* _What to do_
Transcribe the entries below exactly; leave every image out.

+++ Listing

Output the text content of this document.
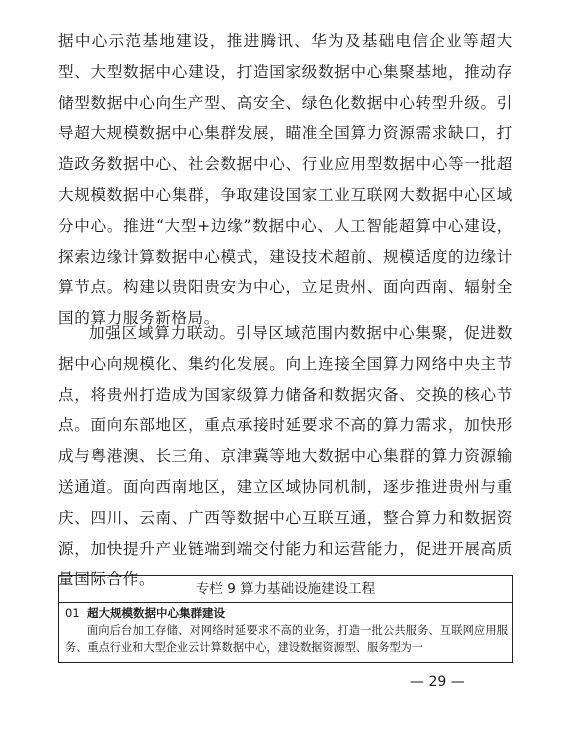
据中心示范基地建设，推进腾讯、华为及基础电信企业等超大型、大型数据中心建设，打造国家级数据中心集聚基地，推动存储型数据中心向生产型、高安全、绿色化数据中心转型升级。引导超大规模数据中心集群发展，瞄准全国算力资源需求缺口，打造政务数据中心、社会数据中心、行业应用型数据中心等一批超大规模数据中心集群，争取建设国家工业互联网大数据中心区域分中心。推进“大型+边缘”数据中心、人工智能超算中心建设，探索边缘计算数据中心模式，建设技术超前、规模适度的边缘计算节点。构建以贵阳贵安为中心，立足贵州、面向西南、辐射全国的算力服务新格局。

加强区域算力联动。引导区域范围内数据中心集聚，促进数据中心向规模化、集约化发展。向上连接全国算力网络中央主节点，将贵州打造成为国家级算力储备和数据灾备、交换的核心节点。面向东部地区，重点承接时延要求不高的算力需求，加快形成与粤港澳、长三角、京津冀等地大数据中心集群的算力资源输送通道。面向西南地区，建立区域协同机制，逐步推进贵州与重庆、四川、云南、广西等数据中心互联互通，整合算力和数据资源，加快提升产业链端到端交付能力和运营能力，促进开展高质量国际合作。

专栏 9 算力基础设施建设工程
01 超大规模数据中心集群建设
面向后台加工存储、对网络时延要求不高的业务，打造一批公共服务、互联网应用服务、重点行业和大型企业云计算数据中心，建设数据资源型、服务型为一
— 29 —
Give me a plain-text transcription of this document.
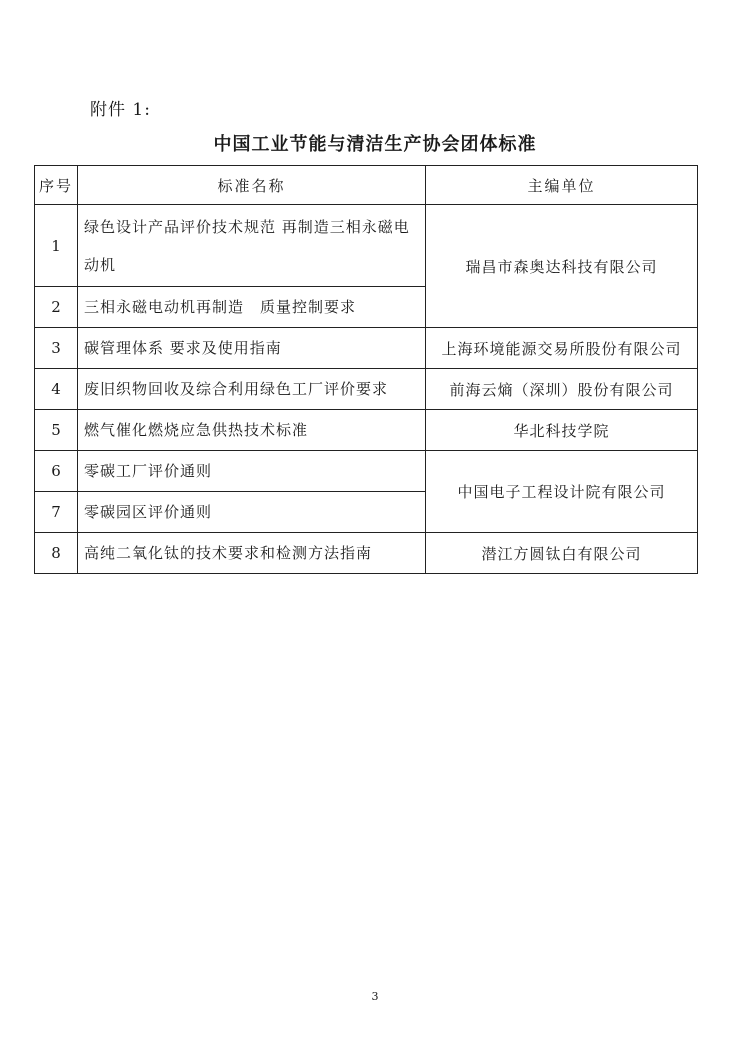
附件 1:
中国工业节能与清洁生产协会团体标准
序号	标准名称	主编单位
1	绿色设计产品评价技术规范 再制造三相永磁电动机	瑞昌市森奥达科技有限公司
2	三相永磁电动机再制造　质量控制要求	
3	碳管理体系 要求及使用指南	上海环境能源交易所股份有限公司
4	废旧织物回收及综合利用绿色工厂评价要求	前海云熵（深圳）股份有限公司
5	燃气催化燃烧应急供热技术标准	华北科技学院
6	零碳工厂评价通则	中国电子工程设计院有限公司
7	零碳园区评价通则	
8	高纯二氧化钛的技术要求和检测方法指南	潜江方圆钛白有限公司
3
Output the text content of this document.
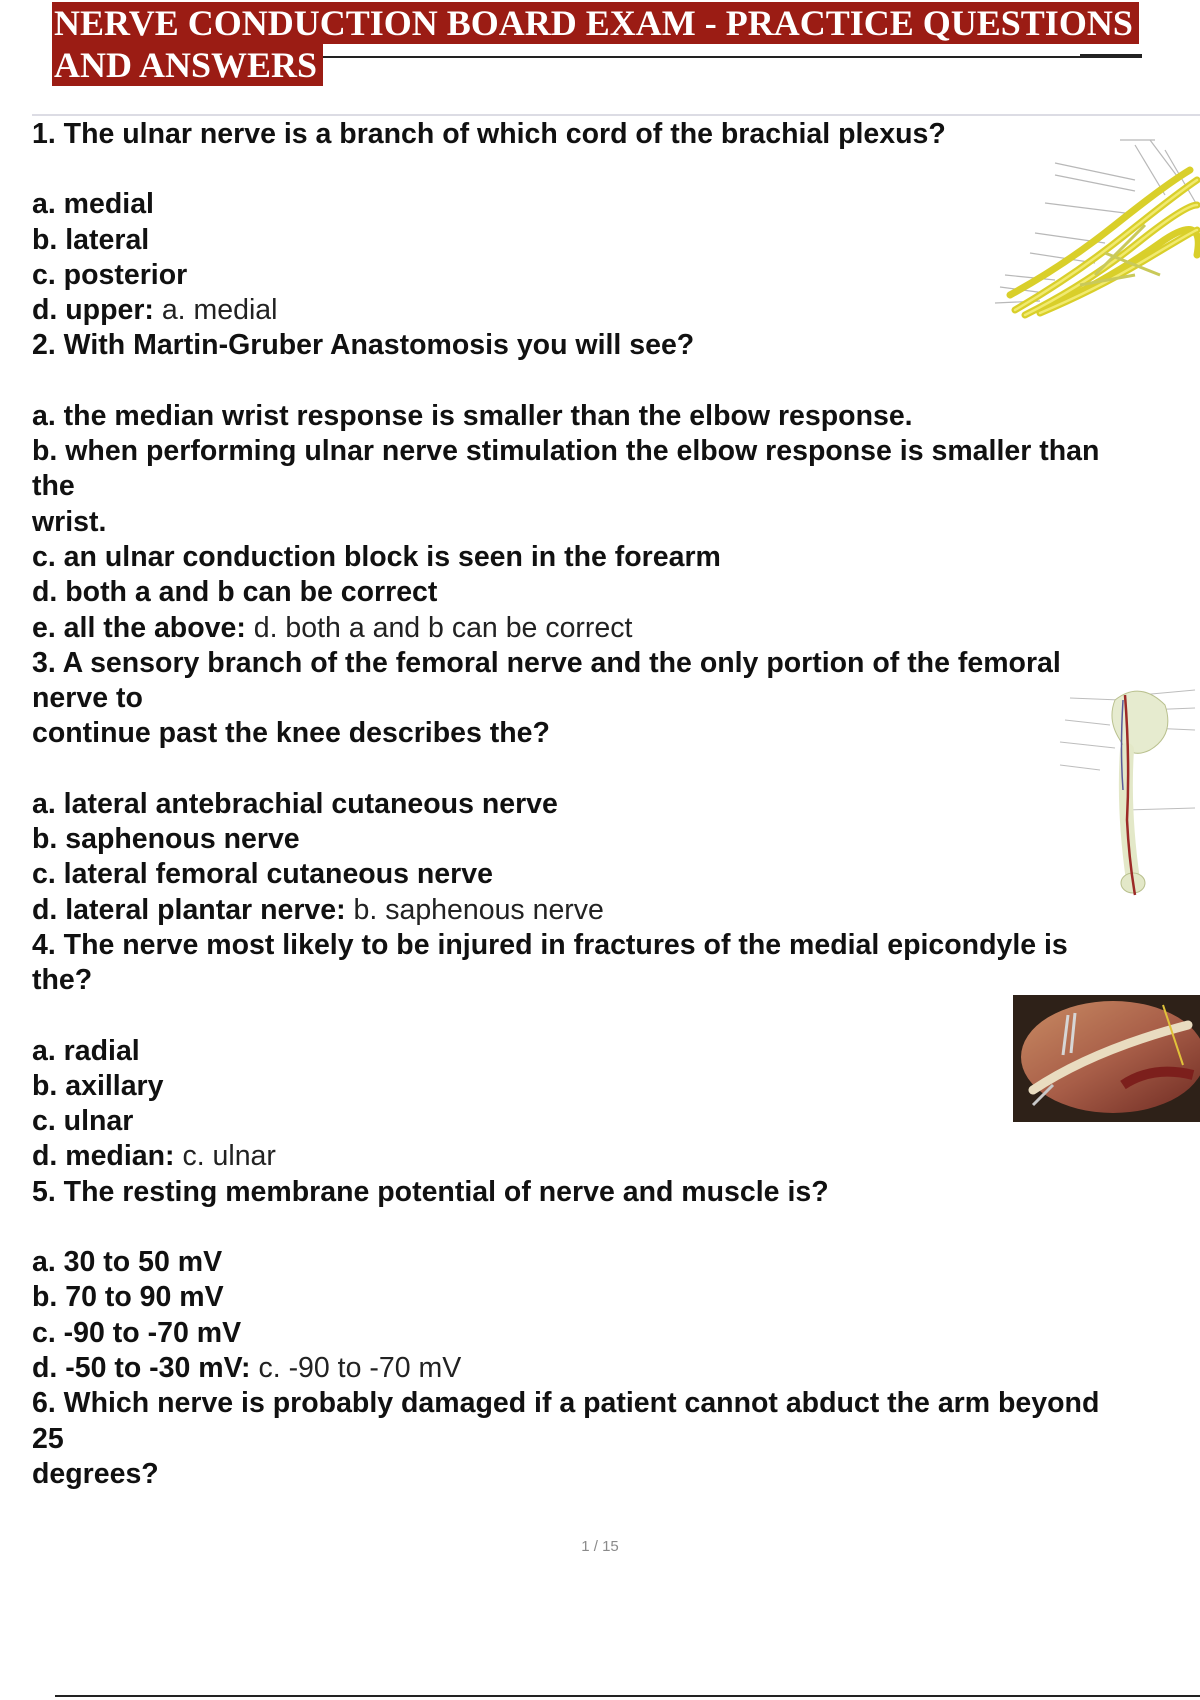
NERVE CONDUCTION BOARD EXAM - PRACTICE QUESTIONS
AND ANSWERS
1. The ulnar nerve is a branch of which cord of the brachial plexus?
a. medial
b. lateral
c. posterior
d. upper: a. medial
2. With Martin-Gruber Anastomosis you will see?
a. the median wrist response is smaller than the elbow response.
b. when performing ulnar nerve stimulation the elbow response is smaller than
the
wrist.
c. an ulnar conduction block is seen in the forearm
d. both a and b can be correct
e. all the above: d. both a and b can be correct
3. A sensory branch of the femoral nerve and the only portion of the femoral
nerve to
continue past the knee describes the?
a. lateral antebrachial cutaneous nerve
b. saphenous nerve
c. lateral femoral cutaneous nerve
d. lateral plantar nerve: b. saphenous nerve
4. The nerve most likely to be injured in fractures of the medial epicondyle is
the?
a. radial
b. axillary
c. ulnar
d. median: c. ulnar
5. The resting membrane potential of nerve and muscle is?
a. 30 to 50 mV
b. 70 to 90 mV
c. -90 to -70 mV
d. -50 to -30 mV: c. -90 to -70 mV
6. Which nerve is probably damaged if a patient cannot abduct the arm beyond
25
degrees?
1 / 15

++++++

* _Answer to this task_
Output the text content of this document.
据中心示范基地建设，推进腾讯、华为及基础电信企业等超大型、大型数据中心建设，打造国家级数据中心集聚基地，推动存储型数据中心向生产型、高安全、绿色化数据中心转型升级。引导超大规模数据中心集群发展，瞄准全国算力资源需求缺口，打造政务数据中心、社会数据中心、行业应用型数据中心等一批超大规模数据中心集群，争取建设国家工业互联网大数据中心区域分中心。推进“大型+边缘”数据中心、人工智能超算中心建设，探索边缘计算数据中心模式，建设技术超前、规模适度的边缘计算节点。构建以贵阳贵安为中心，立足贵州、面向西南、辐射全国的算力服务新格局。

加强区域算力联动。引导区域范围内数据中心集聚，促进数据中心向规模化、集约化发展。向上连接全国算力网络中央主节点，将贵州打造成为国家级算力储备和数据灾备、交换的核心节点。面向东部地区，重点承接时延要求不高的算力需求，加快形成与粤港澳、长三角、京津冀等地大数据中心集群的算力资源输送通道。面向西南地区，建立区域协同机制，逐步推进贵州与重庆、四川、云南、广西等数据中心互联互通，整合算力和数据资源，加快提升产业链端到端交付能力和运营能力，促进开展高质量国际合作。

专栏 9 算力基础设施建设工程
01 超大规模数据中心集群建设
面向后台加工存储、对网络时延要求不高的业务，打造一批公共服务、互联网应用服务、重点行业和大型企业云计算数据中心，建设数据资源型、服务型为一
— 29 —
Give me a plain-text transcription of this document.
附件 1:
中国工业节能与清洁生产协会团体标准
序号	标准名称	主编单位
1	绿色设计产品评价技术规范 再制造三相永磁电动机	瑞昌市森奥达科技有限公司
2	三相永磁电动机再制造　质量控制要求	
3	碳管理体系 要求及使用指南	上海环境能源交易所股份有限公司
4	废旧织物回收及综合利用绿色工厂评价要求	前海云熵（深圳）股份有限公司
5	燃气催化燃烧应急供热技术标准	华北科技学院
6	零碳工厂评价通则	中国电子工程设计院有限公司
7	零碳园区评价通则	
8	高纯二氧化钛的技术要求和检测方法指南	潜江方圆钛白有限公司
3
Output the text content of this document.
NERVE CONDUCTION BOARD EXAM - PRACTICE QUESTIONS
AND ANSWERS
1. The ulnar nerve is a branch of which cord of the brachial plexus?
a. medial
b. lateral
c. posterior
d. upper: a. medial
2. With Martin-Gruber Anastomosis you will see?
a. the median wrist response is smaller than the elbow response.
b. when performing ulnar nerve stimulation the elbow response is smaller than
the
wrist.
c. an ulnar conduction block is seen in the forearm
d. both a and b can be correct
e. all the above: d. both a and b can be correct
3. A sensory branch of the femoral nerve and the only portion of the femoral
nerve to
continue past the knee describes the?
a. lateral antebrachial cutaneous nerve
b. saphenous nerve
c. lateral femoral cutaneous nerve
d. lateral plantar nerve: b. saphenous nerve
4. The nerve most likely to be injured in fractures of the medial epicondyle is
the?
a. radial
b. axillary
c. ulnar
d. median: c. ulnar
5. The resting membrane potential of nerve and muscle is?
a. 30 to 50 mV
b. 70 to 90 mV
c. -90 to -70 mV
d. -50 to -30 mV: c. -90 to -70 mV
6. Which nerve is probably damaged if a patient cannot abduct the arm beyond
25
degrees?
1 / 15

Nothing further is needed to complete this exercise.